▶ Entries:
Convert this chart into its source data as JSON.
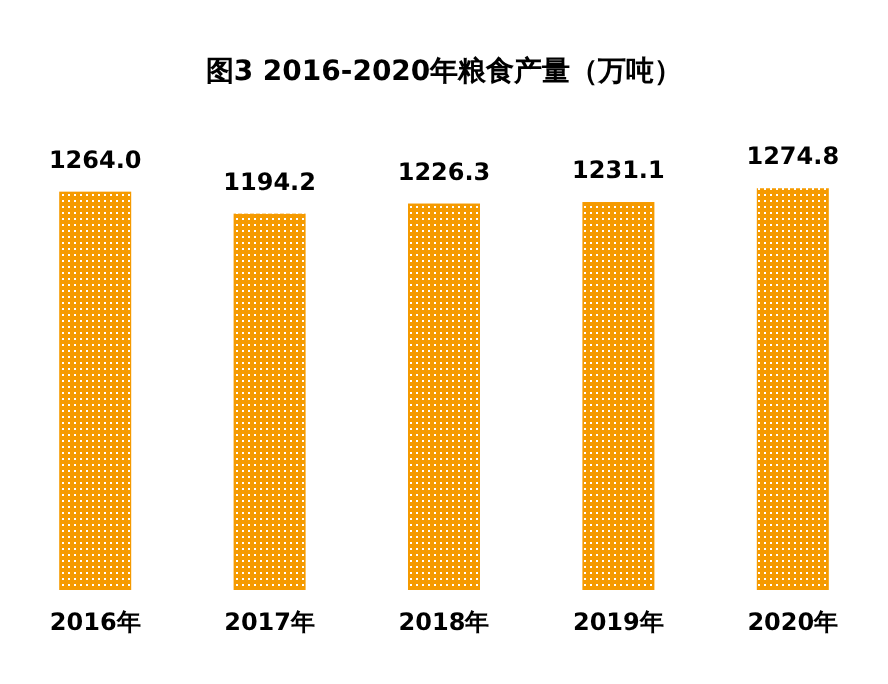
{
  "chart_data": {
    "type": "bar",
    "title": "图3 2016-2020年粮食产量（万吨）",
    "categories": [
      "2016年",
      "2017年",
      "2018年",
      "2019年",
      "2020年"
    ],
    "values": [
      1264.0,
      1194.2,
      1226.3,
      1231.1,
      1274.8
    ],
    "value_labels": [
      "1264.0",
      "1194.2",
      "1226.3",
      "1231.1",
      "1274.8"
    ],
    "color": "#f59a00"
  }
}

==

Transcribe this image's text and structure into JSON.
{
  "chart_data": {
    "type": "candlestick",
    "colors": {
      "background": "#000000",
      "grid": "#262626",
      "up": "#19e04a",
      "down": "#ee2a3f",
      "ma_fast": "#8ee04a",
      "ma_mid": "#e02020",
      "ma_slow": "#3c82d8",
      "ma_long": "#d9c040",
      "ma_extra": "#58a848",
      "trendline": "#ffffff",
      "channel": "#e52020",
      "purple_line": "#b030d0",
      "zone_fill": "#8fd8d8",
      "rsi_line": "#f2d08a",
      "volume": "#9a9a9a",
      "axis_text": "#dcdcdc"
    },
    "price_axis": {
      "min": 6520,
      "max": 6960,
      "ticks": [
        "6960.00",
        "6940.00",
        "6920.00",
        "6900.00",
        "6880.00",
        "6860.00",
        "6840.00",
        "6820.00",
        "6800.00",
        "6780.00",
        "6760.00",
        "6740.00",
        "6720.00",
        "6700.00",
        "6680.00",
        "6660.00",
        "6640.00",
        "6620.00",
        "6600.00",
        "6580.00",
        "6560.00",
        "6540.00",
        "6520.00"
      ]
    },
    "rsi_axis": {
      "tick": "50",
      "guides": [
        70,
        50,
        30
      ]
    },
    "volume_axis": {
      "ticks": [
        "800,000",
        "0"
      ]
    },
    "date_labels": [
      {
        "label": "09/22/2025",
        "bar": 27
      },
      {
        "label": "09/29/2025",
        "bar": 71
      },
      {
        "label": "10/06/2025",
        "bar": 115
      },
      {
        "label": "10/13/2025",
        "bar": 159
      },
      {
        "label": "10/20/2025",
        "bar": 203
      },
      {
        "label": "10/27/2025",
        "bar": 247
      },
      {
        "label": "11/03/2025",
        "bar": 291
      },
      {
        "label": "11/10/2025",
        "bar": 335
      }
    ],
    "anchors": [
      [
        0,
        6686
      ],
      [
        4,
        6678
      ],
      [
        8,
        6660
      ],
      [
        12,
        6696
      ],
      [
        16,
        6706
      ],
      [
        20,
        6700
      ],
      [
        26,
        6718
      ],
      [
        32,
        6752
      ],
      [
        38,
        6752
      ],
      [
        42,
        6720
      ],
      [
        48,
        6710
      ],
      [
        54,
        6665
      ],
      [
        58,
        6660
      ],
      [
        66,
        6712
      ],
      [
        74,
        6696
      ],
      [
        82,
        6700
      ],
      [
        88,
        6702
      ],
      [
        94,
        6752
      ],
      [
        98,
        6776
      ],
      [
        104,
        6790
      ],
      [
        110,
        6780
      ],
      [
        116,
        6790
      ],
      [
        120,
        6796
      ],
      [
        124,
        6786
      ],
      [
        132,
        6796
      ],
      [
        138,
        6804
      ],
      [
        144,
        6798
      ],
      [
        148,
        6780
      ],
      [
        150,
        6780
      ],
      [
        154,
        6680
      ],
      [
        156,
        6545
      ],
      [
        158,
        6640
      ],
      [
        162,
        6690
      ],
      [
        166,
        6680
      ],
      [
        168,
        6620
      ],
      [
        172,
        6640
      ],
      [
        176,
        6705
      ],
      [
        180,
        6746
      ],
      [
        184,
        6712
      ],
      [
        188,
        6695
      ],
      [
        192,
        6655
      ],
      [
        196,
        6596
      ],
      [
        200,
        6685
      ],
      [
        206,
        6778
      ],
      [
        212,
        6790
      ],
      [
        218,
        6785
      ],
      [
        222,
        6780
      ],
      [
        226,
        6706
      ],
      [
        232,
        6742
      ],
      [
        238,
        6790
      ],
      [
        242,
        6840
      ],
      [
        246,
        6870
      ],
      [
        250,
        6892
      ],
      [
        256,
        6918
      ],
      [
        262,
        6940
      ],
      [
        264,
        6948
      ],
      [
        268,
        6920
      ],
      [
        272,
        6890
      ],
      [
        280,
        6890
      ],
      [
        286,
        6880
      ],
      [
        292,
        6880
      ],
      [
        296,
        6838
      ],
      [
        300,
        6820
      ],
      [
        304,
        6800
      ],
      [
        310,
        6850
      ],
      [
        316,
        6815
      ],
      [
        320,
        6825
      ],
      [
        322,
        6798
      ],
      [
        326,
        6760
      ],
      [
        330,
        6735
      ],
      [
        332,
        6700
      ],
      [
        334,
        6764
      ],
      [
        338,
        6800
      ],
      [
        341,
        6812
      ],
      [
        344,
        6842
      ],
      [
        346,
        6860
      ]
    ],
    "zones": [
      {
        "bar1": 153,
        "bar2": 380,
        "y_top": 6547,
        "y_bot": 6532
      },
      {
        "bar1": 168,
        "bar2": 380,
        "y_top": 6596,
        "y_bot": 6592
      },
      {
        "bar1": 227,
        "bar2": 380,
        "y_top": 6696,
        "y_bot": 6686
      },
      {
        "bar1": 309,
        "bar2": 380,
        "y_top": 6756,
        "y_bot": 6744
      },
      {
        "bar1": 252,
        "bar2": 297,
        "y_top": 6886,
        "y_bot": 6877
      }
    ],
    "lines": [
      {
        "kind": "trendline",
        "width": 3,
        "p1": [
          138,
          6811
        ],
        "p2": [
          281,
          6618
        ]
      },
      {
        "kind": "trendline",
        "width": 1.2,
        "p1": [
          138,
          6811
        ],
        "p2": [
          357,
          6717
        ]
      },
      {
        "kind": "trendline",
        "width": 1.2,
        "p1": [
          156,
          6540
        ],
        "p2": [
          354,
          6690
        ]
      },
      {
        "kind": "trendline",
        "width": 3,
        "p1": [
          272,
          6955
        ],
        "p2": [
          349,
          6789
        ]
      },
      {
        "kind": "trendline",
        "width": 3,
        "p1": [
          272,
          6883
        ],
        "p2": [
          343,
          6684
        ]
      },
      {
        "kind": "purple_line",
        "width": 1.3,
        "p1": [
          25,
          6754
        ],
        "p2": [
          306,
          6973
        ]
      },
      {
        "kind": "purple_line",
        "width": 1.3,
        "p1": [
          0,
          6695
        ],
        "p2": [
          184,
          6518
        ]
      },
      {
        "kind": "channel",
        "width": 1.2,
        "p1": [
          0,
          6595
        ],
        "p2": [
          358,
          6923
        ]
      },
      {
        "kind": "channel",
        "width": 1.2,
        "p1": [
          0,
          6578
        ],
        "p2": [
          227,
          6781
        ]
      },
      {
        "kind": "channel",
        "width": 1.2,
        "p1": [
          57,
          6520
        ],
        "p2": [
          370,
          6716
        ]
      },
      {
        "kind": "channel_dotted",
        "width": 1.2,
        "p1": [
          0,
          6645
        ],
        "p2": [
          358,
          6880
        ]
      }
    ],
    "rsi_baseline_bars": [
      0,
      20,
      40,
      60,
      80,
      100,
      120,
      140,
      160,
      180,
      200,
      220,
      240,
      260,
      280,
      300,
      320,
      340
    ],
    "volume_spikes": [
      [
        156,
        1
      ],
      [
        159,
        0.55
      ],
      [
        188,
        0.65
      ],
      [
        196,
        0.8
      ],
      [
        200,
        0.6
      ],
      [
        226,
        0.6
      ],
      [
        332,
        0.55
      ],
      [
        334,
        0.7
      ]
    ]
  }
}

==

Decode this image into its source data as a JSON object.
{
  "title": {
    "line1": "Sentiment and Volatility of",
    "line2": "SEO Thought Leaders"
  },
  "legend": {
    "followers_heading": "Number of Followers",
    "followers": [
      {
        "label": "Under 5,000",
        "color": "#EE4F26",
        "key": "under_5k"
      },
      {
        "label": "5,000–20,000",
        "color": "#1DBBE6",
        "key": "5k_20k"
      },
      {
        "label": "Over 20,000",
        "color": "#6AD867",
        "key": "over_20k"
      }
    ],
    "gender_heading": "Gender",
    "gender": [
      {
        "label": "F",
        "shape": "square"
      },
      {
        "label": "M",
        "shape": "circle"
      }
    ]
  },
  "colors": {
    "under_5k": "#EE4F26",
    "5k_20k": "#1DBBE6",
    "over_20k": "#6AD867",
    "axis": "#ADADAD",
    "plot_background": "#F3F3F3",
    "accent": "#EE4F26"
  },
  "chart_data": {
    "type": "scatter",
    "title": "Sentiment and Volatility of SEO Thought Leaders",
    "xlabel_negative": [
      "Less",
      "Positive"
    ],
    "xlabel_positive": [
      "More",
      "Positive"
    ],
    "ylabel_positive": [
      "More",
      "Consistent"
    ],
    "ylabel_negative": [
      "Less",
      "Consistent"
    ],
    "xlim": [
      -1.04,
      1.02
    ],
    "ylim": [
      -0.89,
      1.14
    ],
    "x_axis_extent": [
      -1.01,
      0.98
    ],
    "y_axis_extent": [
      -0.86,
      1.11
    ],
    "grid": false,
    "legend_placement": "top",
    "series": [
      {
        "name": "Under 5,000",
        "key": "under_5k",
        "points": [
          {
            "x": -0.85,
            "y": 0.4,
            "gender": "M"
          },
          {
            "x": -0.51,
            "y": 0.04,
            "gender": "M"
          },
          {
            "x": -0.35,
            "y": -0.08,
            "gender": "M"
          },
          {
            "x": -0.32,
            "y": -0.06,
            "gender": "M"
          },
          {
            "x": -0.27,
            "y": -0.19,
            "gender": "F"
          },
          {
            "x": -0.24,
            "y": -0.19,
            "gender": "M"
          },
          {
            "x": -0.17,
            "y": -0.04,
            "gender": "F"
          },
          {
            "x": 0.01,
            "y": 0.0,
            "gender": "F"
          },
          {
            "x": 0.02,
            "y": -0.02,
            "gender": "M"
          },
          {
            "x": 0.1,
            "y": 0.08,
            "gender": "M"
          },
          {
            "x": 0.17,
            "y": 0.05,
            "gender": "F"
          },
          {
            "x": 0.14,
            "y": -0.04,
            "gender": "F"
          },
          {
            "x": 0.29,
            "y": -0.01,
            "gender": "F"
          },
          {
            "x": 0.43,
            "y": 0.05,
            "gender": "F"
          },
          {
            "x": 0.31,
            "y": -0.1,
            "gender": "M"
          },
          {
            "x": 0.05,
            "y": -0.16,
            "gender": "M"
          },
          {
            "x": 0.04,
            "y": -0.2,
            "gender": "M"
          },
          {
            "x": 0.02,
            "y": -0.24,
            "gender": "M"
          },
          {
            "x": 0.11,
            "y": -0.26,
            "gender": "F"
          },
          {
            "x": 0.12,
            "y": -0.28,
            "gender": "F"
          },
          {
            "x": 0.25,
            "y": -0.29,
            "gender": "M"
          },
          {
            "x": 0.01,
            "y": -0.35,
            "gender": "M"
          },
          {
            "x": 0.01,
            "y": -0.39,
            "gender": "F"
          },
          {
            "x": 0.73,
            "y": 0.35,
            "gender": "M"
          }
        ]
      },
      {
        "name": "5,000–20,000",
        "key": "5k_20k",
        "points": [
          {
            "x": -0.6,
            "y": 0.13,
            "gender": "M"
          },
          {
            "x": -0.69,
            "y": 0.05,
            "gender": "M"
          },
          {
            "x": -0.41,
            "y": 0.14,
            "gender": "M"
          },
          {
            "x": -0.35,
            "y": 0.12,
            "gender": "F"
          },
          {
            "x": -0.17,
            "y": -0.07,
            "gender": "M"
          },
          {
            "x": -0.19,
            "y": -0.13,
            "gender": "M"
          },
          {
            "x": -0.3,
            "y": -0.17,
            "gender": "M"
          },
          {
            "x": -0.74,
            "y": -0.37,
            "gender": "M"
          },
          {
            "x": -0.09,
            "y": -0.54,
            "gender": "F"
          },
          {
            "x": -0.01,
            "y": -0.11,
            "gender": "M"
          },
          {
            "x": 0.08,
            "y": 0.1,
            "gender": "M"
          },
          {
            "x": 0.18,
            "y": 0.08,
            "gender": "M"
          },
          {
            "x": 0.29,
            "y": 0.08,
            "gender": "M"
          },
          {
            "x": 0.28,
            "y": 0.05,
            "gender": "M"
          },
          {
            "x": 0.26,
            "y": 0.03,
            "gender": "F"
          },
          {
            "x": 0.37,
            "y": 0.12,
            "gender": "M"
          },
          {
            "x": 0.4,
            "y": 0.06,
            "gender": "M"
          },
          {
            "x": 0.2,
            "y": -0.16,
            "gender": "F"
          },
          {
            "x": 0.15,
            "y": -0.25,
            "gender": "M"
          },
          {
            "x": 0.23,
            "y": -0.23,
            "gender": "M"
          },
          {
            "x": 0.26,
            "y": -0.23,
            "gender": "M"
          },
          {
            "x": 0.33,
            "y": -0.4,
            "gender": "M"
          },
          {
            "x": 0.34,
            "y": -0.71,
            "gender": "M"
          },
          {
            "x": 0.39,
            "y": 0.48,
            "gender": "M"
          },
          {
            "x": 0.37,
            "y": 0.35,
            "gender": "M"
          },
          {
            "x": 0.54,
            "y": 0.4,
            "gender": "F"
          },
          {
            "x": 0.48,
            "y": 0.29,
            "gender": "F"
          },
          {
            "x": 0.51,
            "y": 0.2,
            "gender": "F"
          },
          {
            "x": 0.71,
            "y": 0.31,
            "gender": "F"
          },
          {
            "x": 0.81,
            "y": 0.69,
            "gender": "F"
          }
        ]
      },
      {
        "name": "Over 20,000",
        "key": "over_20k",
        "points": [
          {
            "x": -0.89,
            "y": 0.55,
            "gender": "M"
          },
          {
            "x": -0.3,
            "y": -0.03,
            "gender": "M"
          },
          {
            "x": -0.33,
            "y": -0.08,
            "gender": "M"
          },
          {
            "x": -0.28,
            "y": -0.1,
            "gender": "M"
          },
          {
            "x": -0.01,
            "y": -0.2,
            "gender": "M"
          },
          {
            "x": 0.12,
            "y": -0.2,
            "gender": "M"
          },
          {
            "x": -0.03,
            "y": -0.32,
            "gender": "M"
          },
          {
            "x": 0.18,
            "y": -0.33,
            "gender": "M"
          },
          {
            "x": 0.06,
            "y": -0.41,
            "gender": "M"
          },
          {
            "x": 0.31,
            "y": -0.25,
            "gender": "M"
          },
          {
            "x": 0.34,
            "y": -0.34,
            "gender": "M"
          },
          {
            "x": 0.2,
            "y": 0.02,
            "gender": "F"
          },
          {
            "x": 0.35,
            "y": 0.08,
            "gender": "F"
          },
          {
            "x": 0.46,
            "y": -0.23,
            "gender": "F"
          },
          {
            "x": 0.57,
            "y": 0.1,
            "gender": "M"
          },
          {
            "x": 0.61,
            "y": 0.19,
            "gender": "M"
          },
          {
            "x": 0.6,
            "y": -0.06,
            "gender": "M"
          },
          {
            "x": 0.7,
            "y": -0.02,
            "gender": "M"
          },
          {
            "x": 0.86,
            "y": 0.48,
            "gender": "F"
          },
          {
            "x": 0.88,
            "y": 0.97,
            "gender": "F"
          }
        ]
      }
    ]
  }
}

▶ Requirement:
Extract every line that has the string "JSON" in it.

▶ Task result:
Convert this chart into its source data as JSON.
Transcribe this image's text and structure into JSON.
Decode this image into its source data as a JSON object.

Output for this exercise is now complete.